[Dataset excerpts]

-- begin --

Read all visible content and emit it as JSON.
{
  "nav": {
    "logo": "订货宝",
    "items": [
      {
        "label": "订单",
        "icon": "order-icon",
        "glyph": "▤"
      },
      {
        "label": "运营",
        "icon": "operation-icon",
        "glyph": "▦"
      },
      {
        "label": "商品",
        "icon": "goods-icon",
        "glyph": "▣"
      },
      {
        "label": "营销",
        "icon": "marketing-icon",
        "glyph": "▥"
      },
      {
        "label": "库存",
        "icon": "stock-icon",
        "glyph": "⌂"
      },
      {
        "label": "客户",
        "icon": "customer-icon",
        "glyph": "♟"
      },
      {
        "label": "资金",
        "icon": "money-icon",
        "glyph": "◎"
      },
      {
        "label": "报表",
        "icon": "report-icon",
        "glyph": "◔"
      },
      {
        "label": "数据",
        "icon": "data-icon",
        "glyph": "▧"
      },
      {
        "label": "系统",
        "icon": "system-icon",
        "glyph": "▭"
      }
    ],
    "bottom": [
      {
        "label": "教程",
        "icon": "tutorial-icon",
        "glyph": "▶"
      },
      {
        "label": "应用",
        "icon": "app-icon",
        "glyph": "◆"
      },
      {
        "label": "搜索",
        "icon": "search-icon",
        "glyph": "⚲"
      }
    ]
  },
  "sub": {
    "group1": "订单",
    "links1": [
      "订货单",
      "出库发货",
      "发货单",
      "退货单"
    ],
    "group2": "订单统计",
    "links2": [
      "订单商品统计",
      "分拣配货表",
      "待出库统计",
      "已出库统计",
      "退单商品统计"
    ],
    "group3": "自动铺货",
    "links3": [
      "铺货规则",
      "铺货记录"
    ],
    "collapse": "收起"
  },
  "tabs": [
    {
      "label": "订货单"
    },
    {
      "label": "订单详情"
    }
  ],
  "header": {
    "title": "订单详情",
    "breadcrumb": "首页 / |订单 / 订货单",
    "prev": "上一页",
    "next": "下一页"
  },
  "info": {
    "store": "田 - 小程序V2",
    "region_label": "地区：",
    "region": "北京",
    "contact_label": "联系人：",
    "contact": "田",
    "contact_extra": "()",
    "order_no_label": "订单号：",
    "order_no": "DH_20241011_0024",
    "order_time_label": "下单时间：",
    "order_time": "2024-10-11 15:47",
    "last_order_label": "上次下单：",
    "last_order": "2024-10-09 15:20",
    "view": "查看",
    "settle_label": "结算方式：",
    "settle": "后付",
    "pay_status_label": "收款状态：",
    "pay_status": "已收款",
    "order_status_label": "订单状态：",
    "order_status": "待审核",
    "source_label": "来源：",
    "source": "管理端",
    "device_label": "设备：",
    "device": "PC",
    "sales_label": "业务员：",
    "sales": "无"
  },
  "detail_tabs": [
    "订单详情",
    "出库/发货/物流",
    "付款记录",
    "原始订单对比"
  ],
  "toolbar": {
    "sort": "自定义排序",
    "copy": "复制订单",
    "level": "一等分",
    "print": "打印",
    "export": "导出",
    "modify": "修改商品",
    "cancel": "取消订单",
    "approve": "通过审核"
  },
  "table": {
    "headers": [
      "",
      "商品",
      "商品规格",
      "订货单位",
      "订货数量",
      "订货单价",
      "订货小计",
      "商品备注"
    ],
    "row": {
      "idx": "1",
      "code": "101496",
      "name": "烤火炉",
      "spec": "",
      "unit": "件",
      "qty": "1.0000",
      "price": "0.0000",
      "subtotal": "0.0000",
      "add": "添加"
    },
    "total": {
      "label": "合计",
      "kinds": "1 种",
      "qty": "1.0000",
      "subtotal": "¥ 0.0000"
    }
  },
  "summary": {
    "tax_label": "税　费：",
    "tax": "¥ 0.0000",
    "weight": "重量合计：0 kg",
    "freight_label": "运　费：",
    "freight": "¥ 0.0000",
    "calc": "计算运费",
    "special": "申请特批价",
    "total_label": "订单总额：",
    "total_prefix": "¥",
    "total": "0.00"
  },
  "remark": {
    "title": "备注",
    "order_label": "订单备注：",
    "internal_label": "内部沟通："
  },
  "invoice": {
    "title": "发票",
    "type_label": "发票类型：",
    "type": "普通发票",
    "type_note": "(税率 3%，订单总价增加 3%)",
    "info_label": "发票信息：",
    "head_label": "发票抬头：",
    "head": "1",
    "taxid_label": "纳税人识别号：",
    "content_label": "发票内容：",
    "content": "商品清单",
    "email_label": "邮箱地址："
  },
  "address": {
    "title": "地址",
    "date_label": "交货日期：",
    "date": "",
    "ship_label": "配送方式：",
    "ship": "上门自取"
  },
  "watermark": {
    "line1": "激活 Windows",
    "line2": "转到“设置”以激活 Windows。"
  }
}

-- end --

Written exercise
Write out the entries in full, exactly as given.

Exercise output
Read all visible content and emit it as JSON.
{
  "nav": {
    "logo": "订货宝",
    "items": [
      {
        "label": "订单",
        "icon": "order-icon",
        "glyph": "▤"
      },
      {
        "label": "运营",
        "icon": "operation-icon",
        "glyph": "▦"
      },
      {
        "label": "商品",
        "icon": "goods-icon",
        "glyph": "▣"
      },
      {
        "label": "营销",
        "icon": "marketing-icon",
        "glyph": "▥"
      },
      {
        "label": "库存",
        "icon": "stock-icon",
        "glyph": "⌂"
      },
      {
        "label": "客户",
        "icon": "customer-icon",
        "glyph": "♟"
      },
      {
        "label": "资金",
        "icon": "money-icon",
        "glyph": "◎"
      },
      {
        "label": "报表",
        "icon": "report-icon",
        "glyph": "◔"
      },
      {
        "label": "数据",
        "icon": "data-icon",
        "glyph": "▧"
      },
      {
        "label": "系统",
        "icon": "system-icon",
        "glyph": "▭"
      }
    ],
    "bottom": [
      {
        "label": "教程",
        "icon": "tutorial-icon",
        "glyph": "▶"
      },
      {
        "label": "应用",
        "icon": "app-icon",
        "glyph": "◆"
      },
      {
        "label": "搜索",
        "icon": "search-icon",
        "glyph": "⚲"
      }
    ]
  },
  "sub": {
    "group1": "订单",
    "links1": [
      "订货单",
      "出库发货",
      "发货单",
      "退货单"
    ],
    "group2": "订单统计",
    "links2": [
      "订单商品统计",
      "分拣配货表",
      "待出库统计",
      "已出库统计",
      "退单商品统计"
    ],
    "group3": "自动铺货",
    "links3": [
      "铺货规则",
      "铺货记录"
    ],
    "collapse": "收起"
  },
  "tabs": [
    {
      "label": "订货单"
    },
    {
      "label": "订单详情"
    }
  ],
  "header": {
    "title": "订单详情",
    "breadcrumb": "首页 / |订单 / 订货单",
    "prev": "上一页",
    "next": "下一页"
  },
  "info": {
    "store": "田 - 小程序V2",
    "region_label": "地区：",
    "region": "北京",
    "contact_label": "联系人：",
    "contact": "田",
    "contact_extra": "()",
    "order_no_label": "订单号：",
    "order_no": "DH_20241011_0024",
    "order_time_label": "下单时间：",
    "order_time": "2024-10-11 15:47",
    "last_order_label": "上次下单：",
    "last_order": "2024-10-09 15:20",
    "view": "查看",
    "settle_label": "结算方式：",
    "settle": "后付",
    "pay_status_label": "收款状态：",
    "pay_status": "已收款",
    "order_status_label": "订单状态：",
    "order_status": "待审核",
    "source_label": "来源：",
    "source": "管理端",
    "device_label": "设备：",
    "device": "PC",
    "sales_label": "业务员：",
    "sales": "无"
  },
  "detail_tabs": [
    "订单详情",
    "出库/发货/物流",
    "付款记录",
    "原始订单对比"
  ],
  "toolbar": {
    "sort": "自定义排序",
    "copy": "复制订单",
    "level": "一等分",
    "print": "打印",
    "export": "导出",
    "modify": "修改商品",
    "cancel": "取消订单",
    "approve": "通过审核"
  },
  "table": {
    "headers": [
      "",
      "商品",
      "商品规格",
      "订货单位",
      "订货数量",
      "订货单价",
      "订货小计",
      "商品备注"
    ],
    "row": {
      "idx": "1",
      "code": "101496",
      "name": "烤火炉",
      "spec": "",
      "unit": "件",
      "qty": "1.0000",
      "price": "0.0000",
      "subtotal": "0.0000",
      "add": "添加"
    },
    "total": {
      "label": "合计",
      "kinds": "1 种",
      "qty": "1.0000",
      "subtotal": "¥ 0.0000"
    }
  },
  "summary": {
    "tax_label": "税　费：",
    "tax": "¥ 0.0000",
    "weight": "重量合计：0 kg",
    "freight_label": "运　费：",
    "freight": "¥ 0.0000",
    "calc": "计算运费",
    "special": "申请特批价",
    "total_label": "订单总额：",
    "total_prefix": "¥",
    "total": "0.00"
  },
  "remark": {
    "title": "备注",
    "order_label": "订单备注：",
    "internal_label": "内部沟通："
  },
  "invoice": {
    "title": "发票",
    "type_label": "发票类型：",
    "type": "普通发票",
    "type_note": "(税率 3%，订单总价增加 3%)",
    "info_label": "发票信息：",
    "head_label": "发票抬头：",
    "head": "1",
    "taxid_label": "纳税人识别号：",
    "content_label": "发票内容：",
    "content": "商品清单",
    "email_label": "邮箱地址："
  },
  "address": {
    "title": "地址",
    "date_label": "交货日期：",
    "date": "",
    "ship_label": "配送方式：",
    "ship": "上门自取"
  },
  "watermark": {
    "line1": "激活 Windows",
    "line2": "转到“设置”以激活 Windows。"
  }
}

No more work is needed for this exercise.